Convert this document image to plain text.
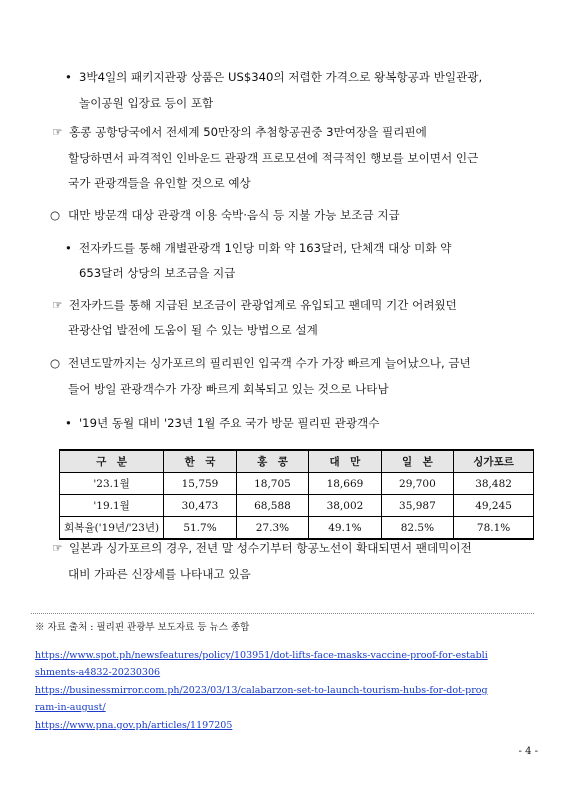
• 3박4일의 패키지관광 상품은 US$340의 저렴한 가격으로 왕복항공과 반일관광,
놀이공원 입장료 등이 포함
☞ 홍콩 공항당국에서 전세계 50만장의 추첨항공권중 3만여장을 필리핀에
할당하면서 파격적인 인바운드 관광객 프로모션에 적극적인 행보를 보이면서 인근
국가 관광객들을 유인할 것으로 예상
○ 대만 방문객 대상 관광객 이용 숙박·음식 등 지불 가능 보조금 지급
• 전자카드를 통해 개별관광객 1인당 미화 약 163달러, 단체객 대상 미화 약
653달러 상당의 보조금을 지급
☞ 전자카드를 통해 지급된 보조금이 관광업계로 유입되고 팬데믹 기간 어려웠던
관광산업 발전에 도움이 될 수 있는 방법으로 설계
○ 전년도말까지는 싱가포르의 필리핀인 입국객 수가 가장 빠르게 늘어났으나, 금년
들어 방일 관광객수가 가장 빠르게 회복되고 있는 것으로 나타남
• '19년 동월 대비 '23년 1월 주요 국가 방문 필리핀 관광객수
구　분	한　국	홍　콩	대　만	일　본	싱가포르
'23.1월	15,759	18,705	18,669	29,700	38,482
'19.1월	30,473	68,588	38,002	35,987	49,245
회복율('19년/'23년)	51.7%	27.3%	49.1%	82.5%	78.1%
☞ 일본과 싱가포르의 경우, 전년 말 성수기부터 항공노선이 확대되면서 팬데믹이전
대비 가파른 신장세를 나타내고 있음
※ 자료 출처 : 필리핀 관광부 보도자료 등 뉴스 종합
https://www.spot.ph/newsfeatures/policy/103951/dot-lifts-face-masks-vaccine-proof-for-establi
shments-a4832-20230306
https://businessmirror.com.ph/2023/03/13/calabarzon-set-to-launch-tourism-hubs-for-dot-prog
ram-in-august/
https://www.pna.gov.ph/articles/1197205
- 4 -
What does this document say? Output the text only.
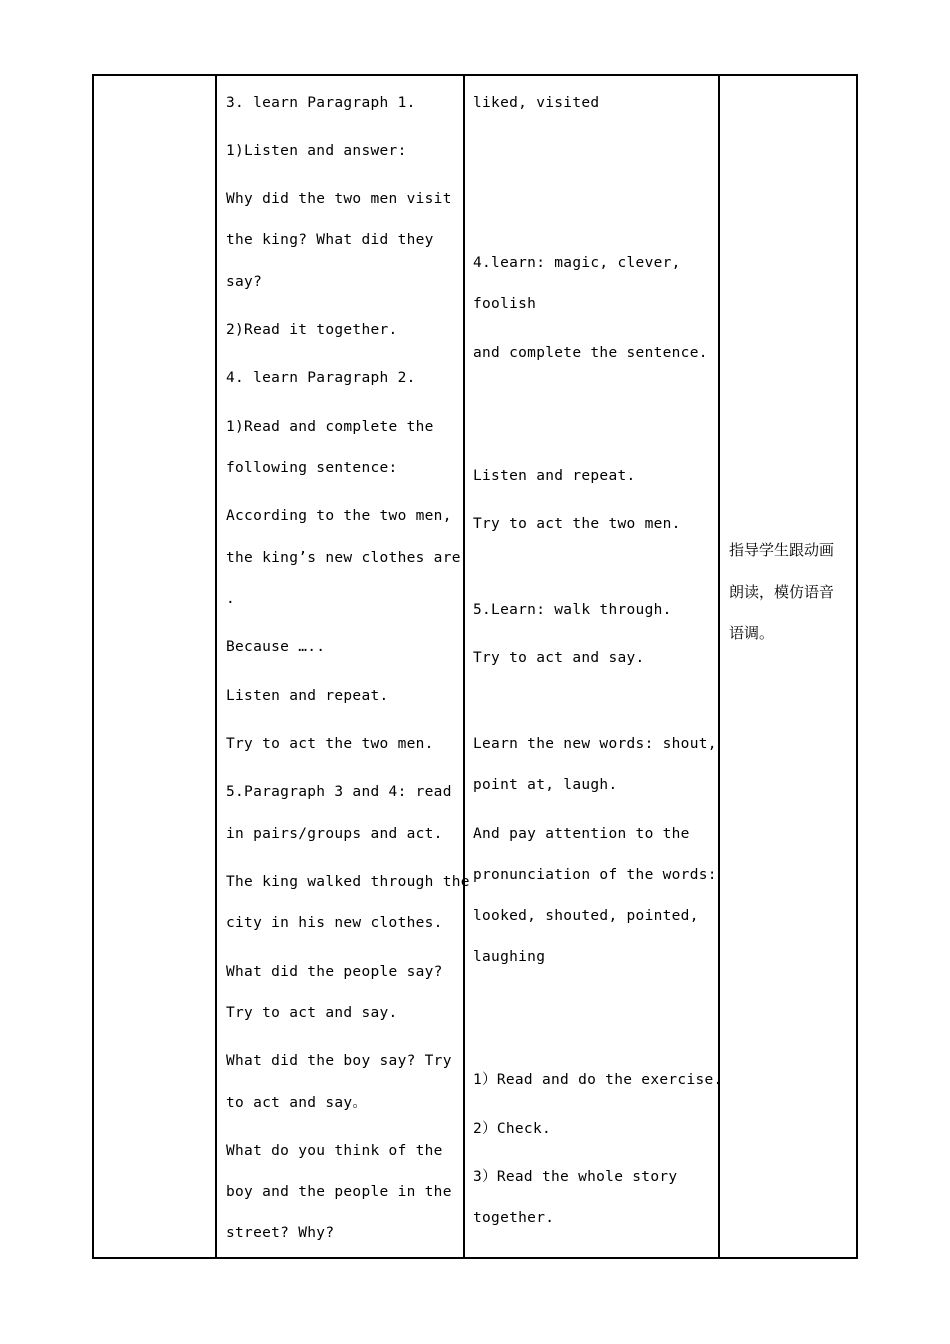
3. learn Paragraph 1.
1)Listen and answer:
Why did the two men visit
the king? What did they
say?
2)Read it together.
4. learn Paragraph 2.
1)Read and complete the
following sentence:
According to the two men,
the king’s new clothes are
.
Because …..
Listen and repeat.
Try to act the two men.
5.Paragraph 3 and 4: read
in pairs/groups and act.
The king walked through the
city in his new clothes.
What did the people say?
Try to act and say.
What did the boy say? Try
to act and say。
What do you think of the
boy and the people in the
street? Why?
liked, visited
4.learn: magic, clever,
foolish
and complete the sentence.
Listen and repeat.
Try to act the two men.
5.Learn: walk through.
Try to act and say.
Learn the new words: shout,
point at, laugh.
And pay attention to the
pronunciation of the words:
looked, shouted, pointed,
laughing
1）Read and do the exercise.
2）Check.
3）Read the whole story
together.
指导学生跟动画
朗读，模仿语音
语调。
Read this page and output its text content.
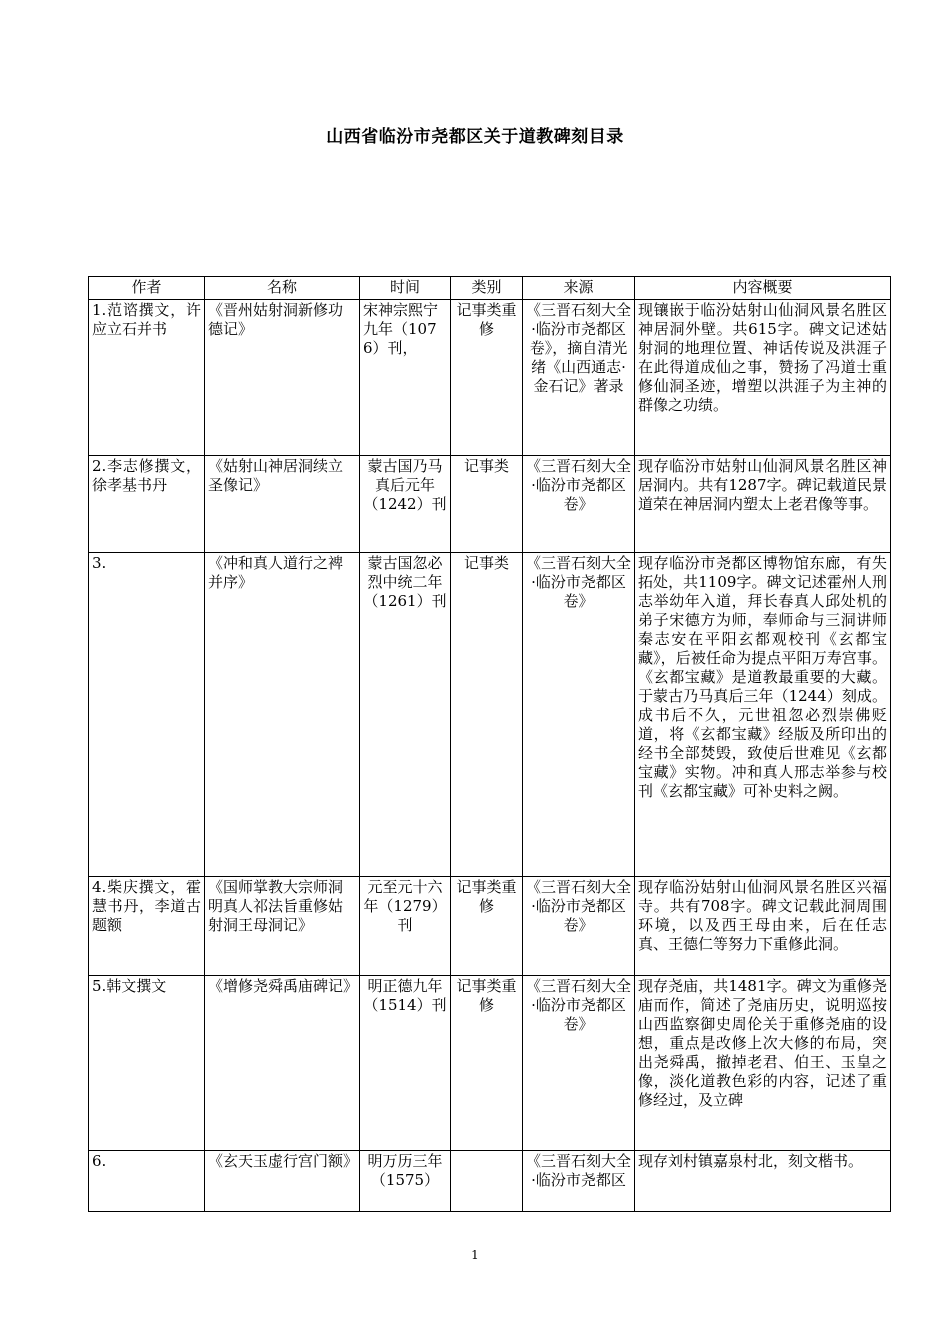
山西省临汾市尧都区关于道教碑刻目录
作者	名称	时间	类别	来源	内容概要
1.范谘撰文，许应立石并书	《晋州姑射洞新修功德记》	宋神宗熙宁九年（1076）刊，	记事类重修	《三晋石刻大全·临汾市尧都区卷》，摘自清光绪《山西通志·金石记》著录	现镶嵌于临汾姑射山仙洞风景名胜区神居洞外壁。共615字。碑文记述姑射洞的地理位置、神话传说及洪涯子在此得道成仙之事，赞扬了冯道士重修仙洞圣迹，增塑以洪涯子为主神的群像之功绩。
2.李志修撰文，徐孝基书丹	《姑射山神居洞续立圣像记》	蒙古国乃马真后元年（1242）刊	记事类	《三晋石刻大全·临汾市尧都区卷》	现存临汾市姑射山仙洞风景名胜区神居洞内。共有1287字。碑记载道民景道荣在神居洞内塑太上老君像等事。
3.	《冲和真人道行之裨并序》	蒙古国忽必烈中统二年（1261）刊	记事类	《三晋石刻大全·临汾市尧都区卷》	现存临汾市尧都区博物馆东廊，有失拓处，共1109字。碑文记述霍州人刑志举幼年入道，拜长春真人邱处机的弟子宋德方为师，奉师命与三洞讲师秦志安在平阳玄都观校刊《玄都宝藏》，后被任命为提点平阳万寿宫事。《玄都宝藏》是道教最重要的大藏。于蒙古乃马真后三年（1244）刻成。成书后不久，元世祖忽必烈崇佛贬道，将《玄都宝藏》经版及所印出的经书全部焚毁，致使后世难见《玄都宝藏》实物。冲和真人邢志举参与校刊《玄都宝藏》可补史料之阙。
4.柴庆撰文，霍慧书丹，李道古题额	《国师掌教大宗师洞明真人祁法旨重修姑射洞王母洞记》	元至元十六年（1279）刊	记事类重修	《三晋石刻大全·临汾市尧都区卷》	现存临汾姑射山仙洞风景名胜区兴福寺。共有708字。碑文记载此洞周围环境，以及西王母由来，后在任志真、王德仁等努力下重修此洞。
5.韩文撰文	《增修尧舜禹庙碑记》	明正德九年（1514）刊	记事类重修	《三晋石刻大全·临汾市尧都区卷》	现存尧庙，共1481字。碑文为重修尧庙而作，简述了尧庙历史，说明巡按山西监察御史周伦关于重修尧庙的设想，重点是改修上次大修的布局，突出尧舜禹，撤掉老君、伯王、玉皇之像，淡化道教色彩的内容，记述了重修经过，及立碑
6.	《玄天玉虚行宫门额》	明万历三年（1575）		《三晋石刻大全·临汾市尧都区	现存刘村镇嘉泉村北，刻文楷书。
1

-- To be done --
Reproduce all entries without any change, and omit the pictures.

-- Full response --
Convert this document image to plain text.
• 3박4일의 패키지관광 상품은 US$340의 저렴한 가격으로 왕복항공과 반일관광,
놀이공원 입장료 등이 포함
☞ 홍콩 공항당국에서 전세계 50만장의 추첨항공권중 3만여장을 필리핀에
할당하면서 파격적인 인바운드 관광객 프로모션에 적극적인 행보를 보이면서 인근
국가 관광객들을 유인할 것으로 예상
○ 대만 방문객 대상 관광객 이용 숙박·음식 등 지불 가능 보조금 지급
• 전자카드를 통해 개별관광객 1인당 미화 약 163달러, 단체객 대상 미화 약
653달러 상당의 보조금을 지급
☞ 전자카드를 통해 지급된 보조금이 관광업계로 유입되고 팬데믹 기간 어려웠던
관광산업 발전에 도움이 될 수 있는 방법으로 설계
○ 전년도말까지는 싱가포르의 필리핀인 입국객 수가 가장 빠르게 늘어났으나, 금년
들어 방일 관광객수가 가장 빠르게 회복되고 있는 것으로 나타남
• '19년 동월 대비 '23년 1월 주요 국가 방문 필리핀 관광객수
구　분	한　국	홍　콩	대　만	일　본	싱가포르
'23.1월	15,759	18,705	18,669	29,700	38,482
'19.1월	30,473	68,588	38,002	35,987	49,245
회복율('19년/'23년)	51.7%	27.3%	49.1%	82.5%	78.1%
☞ 일본과 싱가포르의 경우, 전년 말 성수기부터 항공노선이 확대되면서 팬데믹이전
대비 가파른 신장세를 나타내고 있음
※ 자료 출처 : 필리핀 관광부 보도자료 등 뉴스 종합
https://www.spot.ph/newsfeatures/policy/103951/dot-lifts-face-masks-vaccine-proof-for-establi
shments-a4832-20230306
https://businessmirror.com.ph/2023/03/13/calabarzon-set-to-launch-tourism-hubs-for-dot-prog
ram-in-august/
https://www.pna.gov.ph/articles/1197205
- 4 -
What does this document say? Output the text only.
3. learn Paragraph 1.
1)Listen and answer:
Why did the two men visit
the king? What did they
say?
2)Read it together.
4. learn Paragraph 2.
1)Read and complete the
following sentence:
According to the two men,
the king’s new clothes are
.
Because …..
Listen and repeat.
Try to act the two men.
5.Paragraph 3 and 4: read
in pairs/groups and act.
The king walked through the
city in his new clothes.
What did the people say?
Try to act and say.
What did the boy say? Try
to act and say。
What do you think of the
boy and the people in the
street? Why?
liked, visited
4.learn: magic, clever,
foolish
and complete the sentence.
Listen and repeat.
Try to act the two men.
5.Learn: walk through.
Try to act and say.
Learn the new words: shout,
point at, laugh.
And pay attention to the
pronunciation of the words:
looked, shouted, pointed,
laughing
1）Read and do the exercise.
2）Check.
3）Read the whole story
together.
指导学生跟动画
朗读，模仿语音
语调。
Read this page and output its text content.
山西省临汾市尧都区关于道教碑刻目录
作者	名称	时间	类别	来源	内容概要
1.范谘撰文，许应立石并书	《晋州姑射洞新修功德记》	宋神宗熙宁九年（1076）刊，	记事类重修	《三晋石刻大全·临汾市尧都区卷》，摘自清光绪《山西通志·金石记》著录	现镶嵌于临汾姑射山仙洞风景名胜区神居洞外壁。共615字。碑文记述姑射洞的地理位置、神话传说及洪涯子在此得道成仙之事，赞扬了冯道士重修仙洞圣迹，增塑以洪涯子为主神的群像之功绩。
2.李志修撰文，徐孝基书丹	《姑射山神居洞续立圣像记》	蒙古国乃马真后元年（1242）刊	记事类	《三晋石刻大全·临汾市尧都区卷》	现存临汾市姑射山仙洞风景名胜区神居洞内。共有1287字。碑记载道民景道荣在神居洞内塑太上老君像等事。
3.	《冲和真人道行之裨并序》	蒙古国忽必烈中统二年（1261）刊	记事类	《三晋石刻大全·临汾市尧都区卷》	现存临汾市尧都区博物馆东廊，有失拓处，共1109字。碑文记述霍州人刑志举幼年入道，拜长春真人邱处机的弟子宋德方为师，奉师命与三洞讲师秦志安在平阳玄都观校刊《玄都宝藏》，后被任命为提点平阳万寿宫事。《玄都宝藏》是道教最重要的大藏。于蒙古乃马真后三年（1244）刻成。成书后不久，元世祖忽必烈崇佛贬道，将《玄都宝藏》经版及所印出的经书全部焚毁，致使后世难见《玄都宝藏》实物。冲和真人邢志举参与校刊《玄都宝藏》可补史料之阙。
4.柴庆撰文，霍慧书丹，李道古题额	《国师掌教大宗师洞明真人祁法旨重修姑射洞王母洞记》	元至元十六年（1279）刊	记事类重修	《三晋石刻大全·临汾市尧都区卷》	现存临汾姑射山仙洞风景名胜区兴福寺。共有708字。碑文记载此洞周围环境，以及西王母由来，后在任志真、王德仁等努力下重修此洞。
5.韩文撰文	《增修尧舜禹庙碑记》	明正德九年（1514）刊	记事类重修	《三晋石刻大全·临汾市尧都区卷》	现存尧庙，共1481字。碑文为重修尧庙而作，简述了尧庙历史，说明巡按山西监察御史周伦关于重修尧庙的设想，重点是改修上次大修的布局，突出尧舜禹，撤掉老君、伯王、玉皇之像，淡化道教色彩的内容，记述了重修经过，及立碑
6.	《玄天玉虚行宫门额》	明万历三年（1575）		《三晋石刻大全·临汾市尧都区	现存刘村镇嘉泉村北，刻文楷书。
1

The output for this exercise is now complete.